↓
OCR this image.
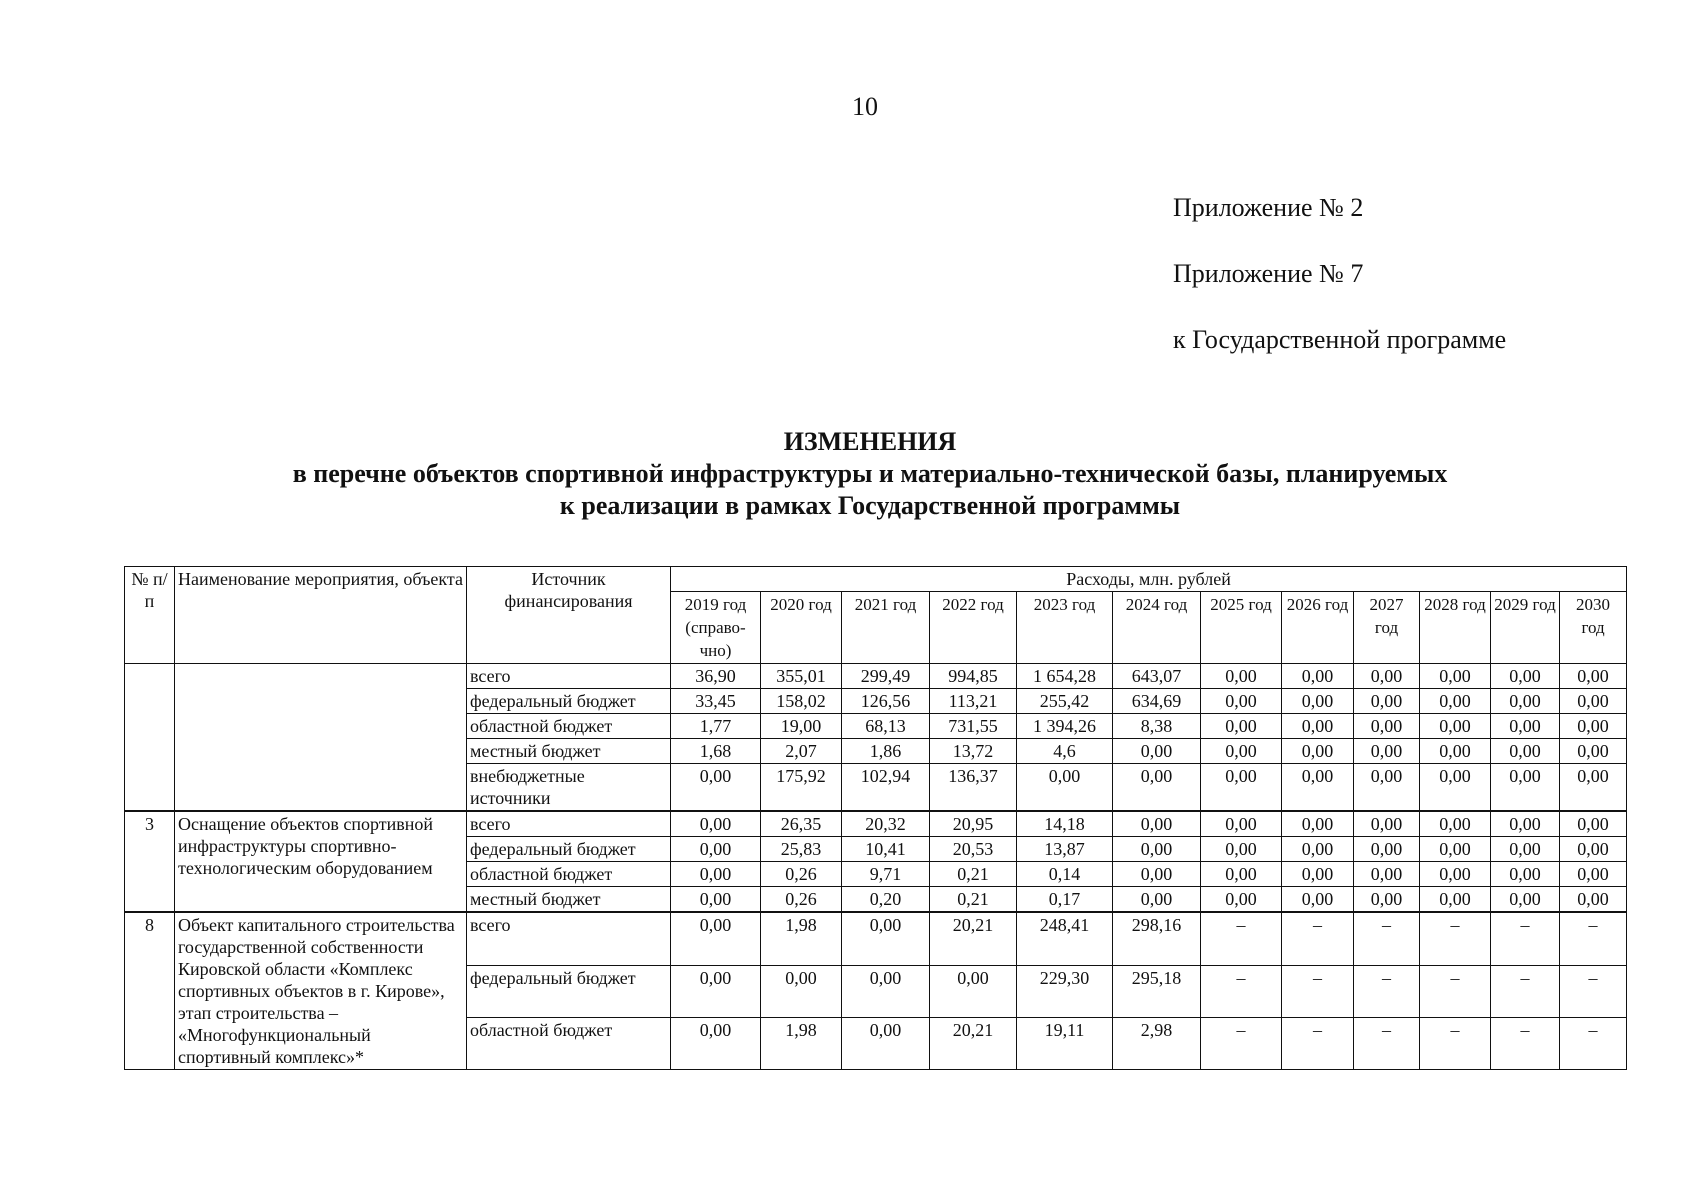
10
Приложение № 2
Приложение № 7
к Государственной программе
ИЗМЕНЕНИЯ
в перечне объектов спортивной инфраструктуры и материально-технической базы, планируемых
к реализации в рамках Государственной программы
№ п/п	Наименование мероприятия, объекта	Источник финансирования	Расходы, млн. рублей											
			2019 год (справо-чно)	2020 год	2021 год	2022 год	2023 год	2024 год	2025 год	2026 год	2027 год	2028 год	2029 год	2030 год
		всего	36,90	355,01	299,49	994,85	1 654,28	643,07	0,00	0,00	0,00	0,00	0,00	0,00
		федеральный бюджет	33,45	158,02	126,56	113,21	255,42	634,69	0,00	0,00	0,00	0,00	0,00	0,00
		областной бюджет	1,77	19,00	68,13	731,55	1 394,26	8,38	0,00	0,00	0,00	0,00	0,00	0,00
		местный бюджет	1,68	2,07	1,86	13,72	4,6	0,00	0,00	0,00	0,00	0,00	0,00	0,00
		внебюджетные источники	0,00	175,92	102,94	136,37	0,00	0,00	0,00	0,00	0,00	0,00	0,00	0,00
3	Оснащение объектов спортивной инфраструктуры спортивно-технологическим оборудованием	всего	0,00	26,35	20,32	20,95	14,18	0,00	0,00	0,00	0,00	0,00	0,00	0,00
		федеральный бюджет	0,00	25,83	10,41	20,53	13,87	0,00	0,00	0,00	0,00	0,00	0,00	0,00
		областной бюджет	0,00	0,26	9,71	0,21	0,14	0,00	0,00	0,00	0,00	0,00	0,00	0,00
		местный бюджет	0,00	0,26	0,20	0,21	0,17	0,00	0,00	0,00	0,00	0,00	0,00	0,00
8	Объект капитального строительства государственной собственности Кировской области «Комплекс спортивных объектов в г. Кирове», этап строительства – «Многофункциональный спортивный комплекс»*	всего	0,00	1,98	0,00	20,21	248,41	298,16	–	–	–	–	–	–
		федеральный бюджет	0,00	0,00	0,00	0,00	229,30	295,18	–	–	–	–	–	–
		областной бюджет	0,00	1,98	0,00	20,21	19,11	2,98	–	–	–	–	–	–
↑
* [OBJECTIVE]: Drop the images and repeat the data exactly.

* [RIGHT ANSWER]:
OCR this image.
10
Приложение № 2
Приложение № 7
к Государственной программе
ИЗМЕНЕНИЯ
в перечне объектов спортивной инфраструктуры и материально-технической базы, планируемых
к реализации в рамках Государственной программы
№ п/п	Наименование мероприятия, объекта	Источник финансирования	Расходы, млн. рублей											
			2019 год (справо-чно)	2020 год	2021 год	2022 год	2023 год	2024 год	2025 год	2026 год	2027 год	2028 год	2029 год	2030 год
		всего	36,90	355,01	299,49	994,85	1 654,28	643,07	0,00	0,00	0,00	0,00	0,00	0,00
		федеральный бюджет	33,45	158,02	126,56	113,21	255,42	634,69	0,00	0,00	0,00	0,00	0,00	0,00
		областной бюджет	1,77	19,00	68,13	731,55	1 394,26	8,38	0,00	0,00	0,00	0,00	0,00	0,00
		местный бюджет	1,68	2,07	1,86	13,72	4,6	0,00	0,00	0,00	0,00	0,00	0,00	0,00
		внебюджетные источники	0,00	175,92	102,94	136,37	0,00	0,00	0,00	0,00	0,00	0,00	0,00	0,00
3	Оснащение объектов спортивной инфраструктуры спортивно-технологическим оборудованием	всего	0,00	26,35	20,32	20,95	14,18	0,00	0,00	0,00	0,00	0,00	0,00	0,00
		федеральный бюджет	0,00	25,83	10,41	20,53	13,87	0,00	0,00	0,00	0,00	0,00	0,00	0,00
		областной бюджет	0,00	0,26	9,71	0,21	0,14	0,00	0,00	0,00	0,00	0,00	0,00	0,00
		местный бюджет	0,00	0,26	0,20	0,21	0,17	0,00	0,00	0,00	0,00	0,00	0,00	0,00
8	Объект капитального строительства государственной собственности Кировской области «Комплекс спортивных объектов в г. Кирове», этап строительства – «Многофункциональный спортивный комплекс»*	всего	0,00	1,98	0,00	20,21	248,41	298,16	–	–	–	–	–	–
		федеральный бюджет	0,00	0,00	0,00	0,00	229,30	295,18	–	–	–	–	–	–
		областной бюджет	0,00	1,98	0,00	20,21	19,11	2,98	–	–	–	–	–	–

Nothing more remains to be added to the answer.